▶ **RECORD LIST**:
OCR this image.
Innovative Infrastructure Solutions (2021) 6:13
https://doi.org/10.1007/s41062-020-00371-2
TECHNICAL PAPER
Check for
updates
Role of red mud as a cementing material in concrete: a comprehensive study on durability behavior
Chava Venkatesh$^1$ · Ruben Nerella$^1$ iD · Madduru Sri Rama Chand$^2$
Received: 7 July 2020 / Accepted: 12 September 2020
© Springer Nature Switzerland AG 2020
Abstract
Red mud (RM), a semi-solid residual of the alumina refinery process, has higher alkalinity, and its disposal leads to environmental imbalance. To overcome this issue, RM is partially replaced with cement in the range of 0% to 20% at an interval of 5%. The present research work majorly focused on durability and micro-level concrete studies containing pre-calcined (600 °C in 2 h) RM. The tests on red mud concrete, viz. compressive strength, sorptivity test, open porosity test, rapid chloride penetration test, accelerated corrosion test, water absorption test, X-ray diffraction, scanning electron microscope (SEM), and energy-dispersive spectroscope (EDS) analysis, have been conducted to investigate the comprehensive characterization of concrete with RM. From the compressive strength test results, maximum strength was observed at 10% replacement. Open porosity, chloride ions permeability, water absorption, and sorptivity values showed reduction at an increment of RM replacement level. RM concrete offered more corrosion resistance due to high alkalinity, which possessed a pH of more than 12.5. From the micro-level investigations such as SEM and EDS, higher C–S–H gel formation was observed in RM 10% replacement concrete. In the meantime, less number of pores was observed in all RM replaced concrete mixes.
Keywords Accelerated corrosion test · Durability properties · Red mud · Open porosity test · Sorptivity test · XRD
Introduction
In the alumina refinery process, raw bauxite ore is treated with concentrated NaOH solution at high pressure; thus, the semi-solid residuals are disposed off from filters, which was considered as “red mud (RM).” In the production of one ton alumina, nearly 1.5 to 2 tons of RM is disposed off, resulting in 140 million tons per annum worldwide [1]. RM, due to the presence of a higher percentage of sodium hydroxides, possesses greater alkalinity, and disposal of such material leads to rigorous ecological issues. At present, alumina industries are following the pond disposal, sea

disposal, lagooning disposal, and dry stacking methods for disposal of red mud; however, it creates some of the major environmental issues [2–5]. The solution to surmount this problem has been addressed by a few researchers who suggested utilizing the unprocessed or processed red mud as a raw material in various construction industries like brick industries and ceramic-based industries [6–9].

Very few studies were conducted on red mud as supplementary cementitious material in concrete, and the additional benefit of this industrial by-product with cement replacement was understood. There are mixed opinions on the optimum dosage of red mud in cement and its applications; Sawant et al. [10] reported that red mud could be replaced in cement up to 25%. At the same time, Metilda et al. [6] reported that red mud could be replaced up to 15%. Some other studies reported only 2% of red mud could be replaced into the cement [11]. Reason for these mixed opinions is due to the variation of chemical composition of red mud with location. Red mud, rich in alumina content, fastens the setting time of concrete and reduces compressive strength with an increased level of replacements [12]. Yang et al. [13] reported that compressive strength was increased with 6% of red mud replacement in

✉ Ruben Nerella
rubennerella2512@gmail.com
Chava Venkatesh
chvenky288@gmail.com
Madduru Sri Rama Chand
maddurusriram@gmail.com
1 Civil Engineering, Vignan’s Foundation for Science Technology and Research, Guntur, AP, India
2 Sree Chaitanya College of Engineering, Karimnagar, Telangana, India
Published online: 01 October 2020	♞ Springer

▶ **WHAT IS BEING ASKED**:
Reproduce the data in full, exactly as presented.

▶ **EXERCISE OUTPUT**:
OCR this image.
Innovative Infrastructure Solutions (2021) 6:13
https://doi.org/10.1007/s41062-020-00371-2
TECHNICAL PAPER
Check for
updates
Role of red mud as a cementing material in concrete: a comprehensive study on durability behavior
Chava Venkatesh$^1$ · Ruben Nerella$^1$ iD · Madduru Sri Rama Chand$^2$
Received: 7 July 2020 / Accepted: 12 September 2020
© Springer Nature Switzerland AG 2020
Abstract
Red mud (RM), a semi-solid residual of the alumina refinery process, has higher alkalinity, and its disposal leads to environmental imbalance. To overcome this issue, RM is partially replaced with cement in the range of 0% to 20% at an interval of 5%. The present research work majorly focused on durability and micro-level concrete studies containing pre-calcined (600 °C in 2 h) RM. The tests on red mud concrete, viz. compressive strength, sorptivity test, open porosity test, rapid chloride penetration test, accelerated corrosion test, water absorption test, X-ray diffraction, scanning electron microscope (SEM), and energy-dispersive spectroscope (EDS) analysis, have been conducted to investigate the comprehensive characterization of concrete with RM. From the compressive strength test results, maximum strength was observed at 10% replacement. Open porosity, chloride ions permeability, water absorption, and sorptivity values showed reduction at an increment of RM replacement level. RM concrete offered more corrosion resistance due to high alkalinity, which possessed a pH of more than 12.5. From the micro-level investigations such as SEM and EDS, higher C–S–H gel formation was observed in RM 10% replacement concrete. In the meantime, less number of pores was observed in all RM replaced concrete mixes.
Keywords Accelerated corrosion test · Durability properties · Red mud · Open porosity test · Sorptivity test · XRD
Introduction
In the alumina refinery process, raw bauxite ore is treated with concentrated NaOH solution at high pressure; thus, the semi-solid residuals are disposed off from filters, which was considered as “red mud (RM).” In the production of one ton alumina, nearly 1.5 to 2 tons of RM is disposed off, resulting in 140 million tons per annum worldwide [1]. RM, due to the presence of a higher percentage of sodium hydroxides, possesses greater alkalinity, and disposal of such material leads to rigorous ecological issues. At present, alumina industries are following the pond disposal, sea

disposal, lagooning disposal, and dry stacking methods for disposal of red mud; however, it creates some of the major environmental issues [2–5]. The solution to surmount this problem has been addressed by a few researchers who suggested utilizing the unprocessed or processed red mud as a raw material in various construction industries like brick industries and ceramic-based industries [6–9].

Very few studies were conducted on red mud as supplementary cementitious material in concrete, and the additional benefit of this industrial by-product with cement replacement was understood. There are mixed opinions on the optimum dosage of red mud in cement and its applications; Sawant et al. [10] reported that red mud could be replaced in cement up to 25%. At the same time, Metilda et al. [6] reported that red mud could be replaced up to 15%. Some other studies reported only 2% of red mud could be replaced into the cement [11]. Reason for these mixed opinions is due to the variation of chemical composition of red mud with location. Red mud, rich in alumina content, fastens the setting time of concrete and reduces compressive strength with an increased level of replacements [12]. Yang et al. [13] reported that compressive strength was increased with 6% of red mud replacement in

✉ Ruben Nerella
rubennerella2512@gmail.com
Chava Venkatesh
chvenky288@gmail.com
Madduru Sri Rama Chand
maddurusriram@gmail.com
1 Civil Engineering, Vignan’s Foundation for Science Technology and Research, Guntur, AP, India
2 Sree Chaitanya College of Engineering, Karimnagar, Telangana, India
Published online: 01 October 2020	♞ Springer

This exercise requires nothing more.